### Exercise description
Hunt for the word "type" across the entries below, copying each line that holds it.

### The input
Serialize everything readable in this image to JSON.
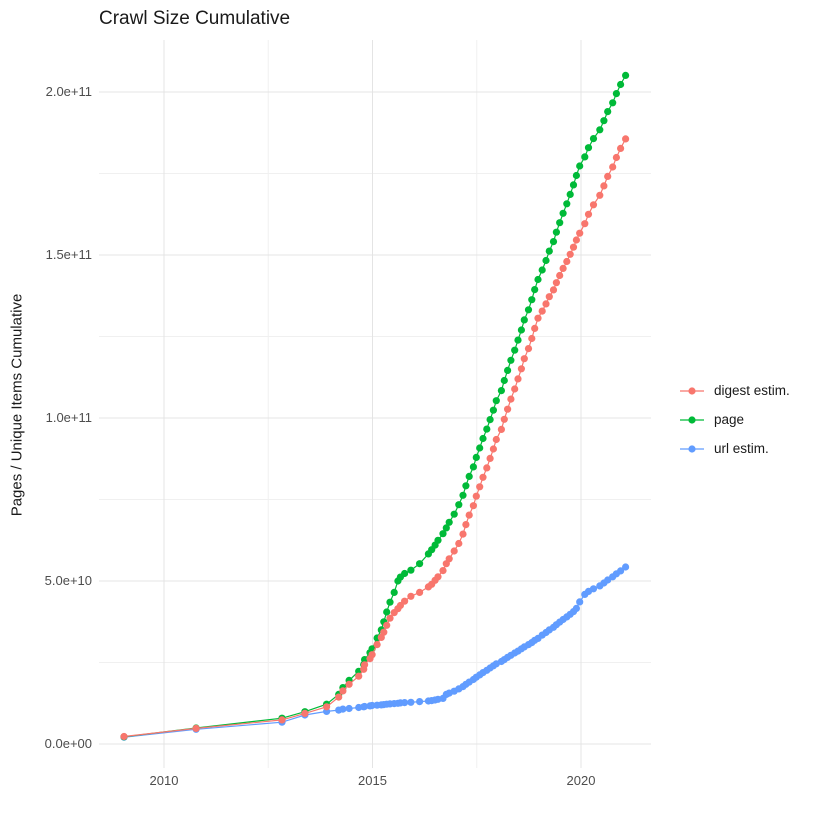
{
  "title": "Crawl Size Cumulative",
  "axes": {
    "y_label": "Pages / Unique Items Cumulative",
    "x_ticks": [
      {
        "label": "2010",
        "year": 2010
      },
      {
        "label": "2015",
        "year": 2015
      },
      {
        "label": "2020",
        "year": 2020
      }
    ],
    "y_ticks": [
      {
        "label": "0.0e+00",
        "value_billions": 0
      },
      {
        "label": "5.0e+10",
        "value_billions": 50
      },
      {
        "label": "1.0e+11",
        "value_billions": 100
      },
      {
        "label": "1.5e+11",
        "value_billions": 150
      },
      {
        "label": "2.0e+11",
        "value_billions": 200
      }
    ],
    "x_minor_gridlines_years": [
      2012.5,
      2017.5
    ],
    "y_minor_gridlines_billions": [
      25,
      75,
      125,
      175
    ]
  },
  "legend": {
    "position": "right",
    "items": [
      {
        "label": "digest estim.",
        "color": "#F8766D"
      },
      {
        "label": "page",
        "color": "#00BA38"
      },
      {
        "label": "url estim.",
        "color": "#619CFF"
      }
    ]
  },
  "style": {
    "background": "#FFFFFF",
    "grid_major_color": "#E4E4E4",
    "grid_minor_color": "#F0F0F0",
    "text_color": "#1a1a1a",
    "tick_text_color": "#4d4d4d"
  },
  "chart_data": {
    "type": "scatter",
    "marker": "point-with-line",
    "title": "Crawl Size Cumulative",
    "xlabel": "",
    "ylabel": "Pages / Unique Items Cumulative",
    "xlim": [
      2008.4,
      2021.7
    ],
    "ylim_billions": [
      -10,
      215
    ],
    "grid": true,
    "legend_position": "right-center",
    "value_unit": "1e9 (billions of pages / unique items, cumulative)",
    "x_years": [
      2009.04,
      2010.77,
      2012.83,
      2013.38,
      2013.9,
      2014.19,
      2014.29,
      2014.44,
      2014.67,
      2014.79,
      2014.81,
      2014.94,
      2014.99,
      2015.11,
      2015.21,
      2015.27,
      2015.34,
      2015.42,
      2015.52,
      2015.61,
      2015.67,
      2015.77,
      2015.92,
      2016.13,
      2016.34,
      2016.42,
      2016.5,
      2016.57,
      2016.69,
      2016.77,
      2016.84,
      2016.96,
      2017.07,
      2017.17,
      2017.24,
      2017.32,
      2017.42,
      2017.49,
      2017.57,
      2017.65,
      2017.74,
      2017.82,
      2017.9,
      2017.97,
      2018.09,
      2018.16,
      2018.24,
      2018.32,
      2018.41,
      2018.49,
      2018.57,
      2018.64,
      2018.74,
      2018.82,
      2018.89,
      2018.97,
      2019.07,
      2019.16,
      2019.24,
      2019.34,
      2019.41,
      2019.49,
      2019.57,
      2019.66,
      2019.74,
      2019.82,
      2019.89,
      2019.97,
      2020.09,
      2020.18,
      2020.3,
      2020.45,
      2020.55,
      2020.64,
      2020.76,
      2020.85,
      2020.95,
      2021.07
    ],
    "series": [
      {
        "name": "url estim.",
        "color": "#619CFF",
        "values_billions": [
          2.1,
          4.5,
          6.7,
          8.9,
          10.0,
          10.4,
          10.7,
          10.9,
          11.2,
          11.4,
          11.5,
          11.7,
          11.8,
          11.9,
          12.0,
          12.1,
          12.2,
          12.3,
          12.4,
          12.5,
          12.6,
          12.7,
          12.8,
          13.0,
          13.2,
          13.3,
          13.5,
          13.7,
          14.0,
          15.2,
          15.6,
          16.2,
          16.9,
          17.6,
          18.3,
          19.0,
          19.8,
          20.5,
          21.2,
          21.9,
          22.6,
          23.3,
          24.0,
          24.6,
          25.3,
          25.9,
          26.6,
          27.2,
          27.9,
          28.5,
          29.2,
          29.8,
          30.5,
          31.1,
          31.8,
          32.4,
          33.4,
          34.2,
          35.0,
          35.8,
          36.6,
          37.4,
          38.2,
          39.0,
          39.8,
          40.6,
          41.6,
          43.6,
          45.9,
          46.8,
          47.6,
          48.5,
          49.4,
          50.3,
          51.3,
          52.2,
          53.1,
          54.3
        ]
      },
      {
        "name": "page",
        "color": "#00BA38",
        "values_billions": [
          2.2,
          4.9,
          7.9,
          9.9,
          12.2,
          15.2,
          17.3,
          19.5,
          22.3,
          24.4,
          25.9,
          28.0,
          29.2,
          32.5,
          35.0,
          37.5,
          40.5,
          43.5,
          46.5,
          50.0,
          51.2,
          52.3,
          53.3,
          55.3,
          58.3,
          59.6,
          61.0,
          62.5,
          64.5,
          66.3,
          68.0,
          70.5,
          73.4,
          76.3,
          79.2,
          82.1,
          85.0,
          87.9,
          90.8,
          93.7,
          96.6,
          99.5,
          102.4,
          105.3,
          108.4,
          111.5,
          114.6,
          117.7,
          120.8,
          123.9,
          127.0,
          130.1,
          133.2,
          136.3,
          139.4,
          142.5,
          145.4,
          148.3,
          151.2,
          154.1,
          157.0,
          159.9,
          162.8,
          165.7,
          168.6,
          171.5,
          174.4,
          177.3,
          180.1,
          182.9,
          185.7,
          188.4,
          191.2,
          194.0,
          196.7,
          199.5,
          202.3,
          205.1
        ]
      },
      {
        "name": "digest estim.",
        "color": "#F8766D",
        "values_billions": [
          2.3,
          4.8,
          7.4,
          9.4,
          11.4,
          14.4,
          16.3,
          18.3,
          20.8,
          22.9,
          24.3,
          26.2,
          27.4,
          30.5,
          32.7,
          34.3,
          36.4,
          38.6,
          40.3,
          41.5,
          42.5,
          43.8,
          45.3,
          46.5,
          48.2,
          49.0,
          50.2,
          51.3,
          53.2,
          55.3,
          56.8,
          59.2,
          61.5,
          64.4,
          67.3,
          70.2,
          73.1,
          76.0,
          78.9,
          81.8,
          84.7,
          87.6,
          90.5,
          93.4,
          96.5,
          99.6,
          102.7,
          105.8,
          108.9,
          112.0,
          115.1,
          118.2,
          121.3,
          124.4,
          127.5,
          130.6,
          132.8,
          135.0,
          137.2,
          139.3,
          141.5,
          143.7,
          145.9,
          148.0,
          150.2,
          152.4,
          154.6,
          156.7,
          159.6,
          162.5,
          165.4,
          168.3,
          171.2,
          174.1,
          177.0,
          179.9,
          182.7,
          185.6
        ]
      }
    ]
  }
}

* * *

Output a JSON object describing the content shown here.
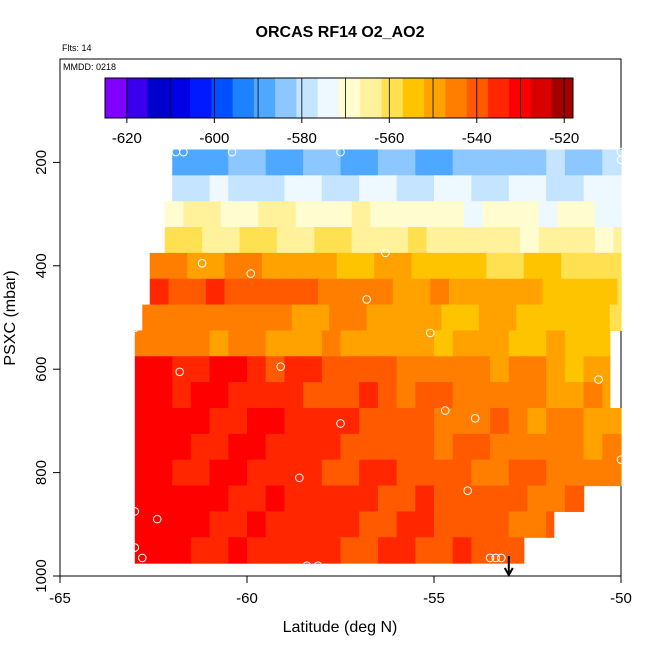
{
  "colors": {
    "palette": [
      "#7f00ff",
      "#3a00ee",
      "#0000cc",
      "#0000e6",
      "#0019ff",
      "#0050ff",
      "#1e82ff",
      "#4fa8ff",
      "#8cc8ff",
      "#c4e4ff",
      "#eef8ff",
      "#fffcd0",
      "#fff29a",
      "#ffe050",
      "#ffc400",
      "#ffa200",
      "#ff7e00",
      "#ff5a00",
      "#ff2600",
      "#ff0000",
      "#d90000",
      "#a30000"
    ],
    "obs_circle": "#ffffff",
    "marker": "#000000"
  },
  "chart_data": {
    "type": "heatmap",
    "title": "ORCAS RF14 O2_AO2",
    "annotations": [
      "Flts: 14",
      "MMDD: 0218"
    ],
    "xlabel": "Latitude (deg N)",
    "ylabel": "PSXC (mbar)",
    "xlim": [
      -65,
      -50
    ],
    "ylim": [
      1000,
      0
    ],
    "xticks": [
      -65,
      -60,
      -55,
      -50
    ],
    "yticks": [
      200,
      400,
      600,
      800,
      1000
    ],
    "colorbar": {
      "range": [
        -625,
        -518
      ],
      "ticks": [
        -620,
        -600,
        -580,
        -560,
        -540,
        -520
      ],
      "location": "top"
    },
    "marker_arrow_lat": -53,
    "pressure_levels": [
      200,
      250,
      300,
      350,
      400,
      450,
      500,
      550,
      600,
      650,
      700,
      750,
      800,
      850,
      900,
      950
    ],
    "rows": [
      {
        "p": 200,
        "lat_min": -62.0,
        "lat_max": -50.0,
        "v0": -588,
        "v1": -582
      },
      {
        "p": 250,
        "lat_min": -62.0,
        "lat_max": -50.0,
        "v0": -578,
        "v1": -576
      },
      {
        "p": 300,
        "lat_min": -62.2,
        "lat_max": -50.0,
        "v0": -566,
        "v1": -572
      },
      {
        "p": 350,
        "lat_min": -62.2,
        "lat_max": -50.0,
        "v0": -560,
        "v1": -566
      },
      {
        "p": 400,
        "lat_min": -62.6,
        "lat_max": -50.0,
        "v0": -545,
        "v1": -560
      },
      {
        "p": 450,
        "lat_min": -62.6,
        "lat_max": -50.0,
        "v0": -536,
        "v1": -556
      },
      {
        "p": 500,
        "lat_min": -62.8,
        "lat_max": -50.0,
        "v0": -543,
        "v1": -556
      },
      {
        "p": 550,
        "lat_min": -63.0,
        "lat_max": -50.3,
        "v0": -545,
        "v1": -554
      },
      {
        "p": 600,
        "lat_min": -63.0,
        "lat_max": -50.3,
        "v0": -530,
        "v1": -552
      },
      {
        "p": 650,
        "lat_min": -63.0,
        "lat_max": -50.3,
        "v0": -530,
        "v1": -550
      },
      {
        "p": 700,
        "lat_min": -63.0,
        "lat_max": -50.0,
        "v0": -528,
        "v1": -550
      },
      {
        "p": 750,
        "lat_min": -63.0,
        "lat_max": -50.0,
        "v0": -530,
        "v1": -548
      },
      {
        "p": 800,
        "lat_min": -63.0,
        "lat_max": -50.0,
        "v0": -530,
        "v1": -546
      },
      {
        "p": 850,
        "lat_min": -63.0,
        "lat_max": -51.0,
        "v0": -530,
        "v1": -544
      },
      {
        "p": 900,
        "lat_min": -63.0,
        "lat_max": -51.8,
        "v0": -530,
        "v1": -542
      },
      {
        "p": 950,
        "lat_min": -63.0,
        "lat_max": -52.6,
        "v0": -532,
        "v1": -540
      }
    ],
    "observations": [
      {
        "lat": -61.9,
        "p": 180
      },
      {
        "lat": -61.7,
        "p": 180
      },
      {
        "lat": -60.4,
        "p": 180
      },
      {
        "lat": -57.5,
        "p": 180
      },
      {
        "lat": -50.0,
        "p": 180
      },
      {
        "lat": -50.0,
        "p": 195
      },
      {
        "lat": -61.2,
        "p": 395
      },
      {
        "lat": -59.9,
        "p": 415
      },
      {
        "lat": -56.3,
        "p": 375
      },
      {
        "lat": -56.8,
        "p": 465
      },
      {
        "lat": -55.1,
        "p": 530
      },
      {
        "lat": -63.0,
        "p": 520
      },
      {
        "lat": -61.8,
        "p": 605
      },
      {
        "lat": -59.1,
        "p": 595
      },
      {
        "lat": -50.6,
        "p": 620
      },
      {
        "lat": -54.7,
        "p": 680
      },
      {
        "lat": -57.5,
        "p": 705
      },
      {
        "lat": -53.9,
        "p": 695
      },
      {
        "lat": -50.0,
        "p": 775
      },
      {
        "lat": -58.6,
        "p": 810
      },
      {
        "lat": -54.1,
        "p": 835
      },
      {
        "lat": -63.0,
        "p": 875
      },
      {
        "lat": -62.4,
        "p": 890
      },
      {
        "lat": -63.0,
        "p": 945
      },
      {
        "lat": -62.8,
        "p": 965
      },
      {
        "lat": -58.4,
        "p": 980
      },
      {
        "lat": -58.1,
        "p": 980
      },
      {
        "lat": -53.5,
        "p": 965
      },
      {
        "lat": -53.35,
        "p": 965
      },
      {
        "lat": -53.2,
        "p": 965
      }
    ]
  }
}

...

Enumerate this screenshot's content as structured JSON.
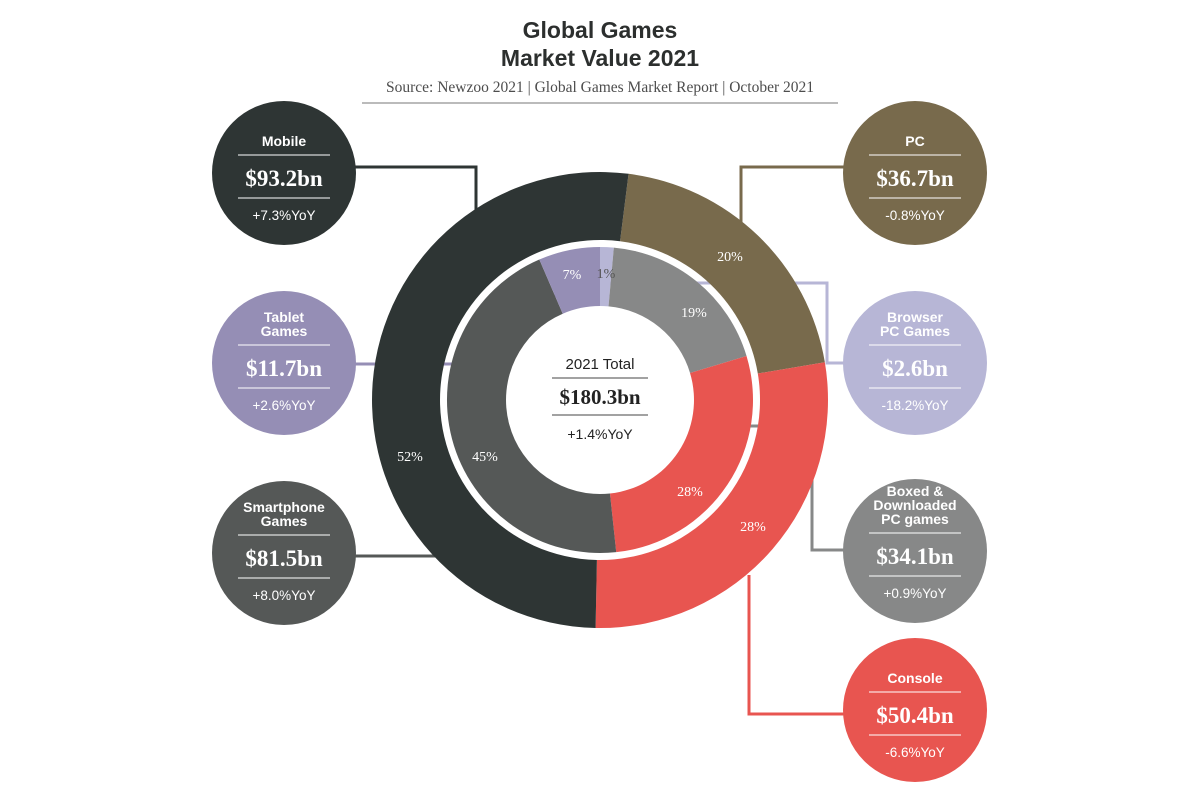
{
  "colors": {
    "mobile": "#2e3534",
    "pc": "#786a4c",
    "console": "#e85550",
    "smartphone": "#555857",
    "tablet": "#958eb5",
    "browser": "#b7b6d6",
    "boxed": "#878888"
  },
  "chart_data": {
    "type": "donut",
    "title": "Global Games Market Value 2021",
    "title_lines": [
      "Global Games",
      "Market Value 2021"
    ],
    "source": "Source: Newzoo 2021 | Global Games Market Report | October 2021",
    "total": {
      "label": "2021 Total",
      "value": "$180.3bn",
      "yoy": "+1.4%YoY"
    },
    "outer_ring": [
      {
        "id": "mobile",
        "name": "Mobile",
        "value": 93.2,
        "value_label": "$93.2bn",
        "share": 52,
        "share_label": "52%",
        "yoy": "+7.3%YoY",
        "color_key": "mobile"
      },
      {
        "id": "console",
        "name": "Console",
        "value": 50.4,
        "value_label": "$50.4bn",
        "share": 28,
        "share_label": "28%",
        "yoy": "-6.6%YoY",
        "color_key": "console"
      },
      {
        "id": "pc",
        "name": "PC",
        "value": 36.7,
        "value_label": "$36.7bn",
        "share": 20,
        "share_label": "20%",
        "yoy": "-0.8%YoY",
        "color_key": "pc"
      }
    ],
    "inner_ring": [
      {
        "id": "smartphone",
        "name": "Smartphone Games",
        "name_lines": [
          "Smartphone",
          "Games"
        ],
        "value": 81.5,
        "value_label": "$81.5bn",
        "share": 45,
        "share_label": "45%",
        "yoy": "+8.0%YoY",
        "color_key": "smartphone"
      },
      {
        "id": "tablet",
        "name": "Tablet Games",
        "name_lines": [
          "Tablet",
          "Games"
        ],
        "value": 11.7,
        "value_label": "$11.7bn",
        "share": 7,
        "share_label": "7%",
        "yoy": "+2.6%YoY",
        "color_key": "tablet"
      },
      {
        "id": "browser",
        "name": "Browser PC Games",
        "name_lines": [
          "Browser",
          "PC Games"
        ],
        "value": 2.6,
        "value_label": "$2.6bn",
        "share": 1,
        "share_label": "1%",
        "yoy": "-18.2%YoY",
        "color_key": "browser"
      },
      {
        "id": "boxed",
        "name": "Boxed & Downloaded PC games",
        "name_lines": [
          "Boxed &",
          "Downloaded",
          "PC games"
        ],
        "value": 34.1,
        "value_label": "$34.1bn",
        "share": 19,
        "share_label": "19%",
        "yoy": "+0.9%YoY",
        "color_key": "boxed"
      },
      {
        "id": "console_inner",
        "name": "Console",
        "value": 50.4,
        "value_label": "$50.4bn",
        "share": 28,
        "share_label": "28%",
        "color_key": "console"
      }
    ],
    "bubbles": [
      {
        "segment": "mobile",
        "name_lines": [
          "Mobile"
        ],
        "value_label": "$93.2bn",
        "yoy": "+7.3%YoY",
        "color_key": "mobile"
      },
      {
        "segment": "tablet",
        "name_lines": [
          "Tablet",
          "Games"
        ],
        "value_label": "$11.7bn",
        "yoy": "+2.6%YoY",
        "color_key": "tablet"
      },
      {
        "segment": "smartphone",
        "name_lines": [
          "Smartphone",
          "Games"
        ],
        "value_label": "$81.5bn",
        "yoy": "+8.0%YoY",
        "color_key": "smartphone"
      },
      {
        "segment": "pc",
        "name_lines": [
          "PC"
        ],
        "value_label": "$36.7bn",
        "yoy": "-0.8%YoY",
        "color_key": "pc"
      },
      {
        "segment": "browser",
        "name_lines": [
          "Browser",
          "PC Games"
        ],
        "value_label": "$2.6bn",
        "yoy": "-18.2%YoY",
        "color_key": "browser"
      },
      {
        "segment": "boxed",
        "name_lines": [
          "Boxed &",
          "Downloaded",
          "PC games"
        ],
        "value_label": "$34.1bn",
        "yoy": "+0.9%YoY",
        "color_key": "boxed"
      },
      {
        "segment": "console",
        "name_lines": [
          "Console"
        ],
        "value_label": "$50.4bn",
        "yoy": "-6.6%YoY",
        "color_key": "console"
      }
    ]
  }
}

### Task output
    "type": "scatter",
    "type": "heatmap",
    "type": "donut",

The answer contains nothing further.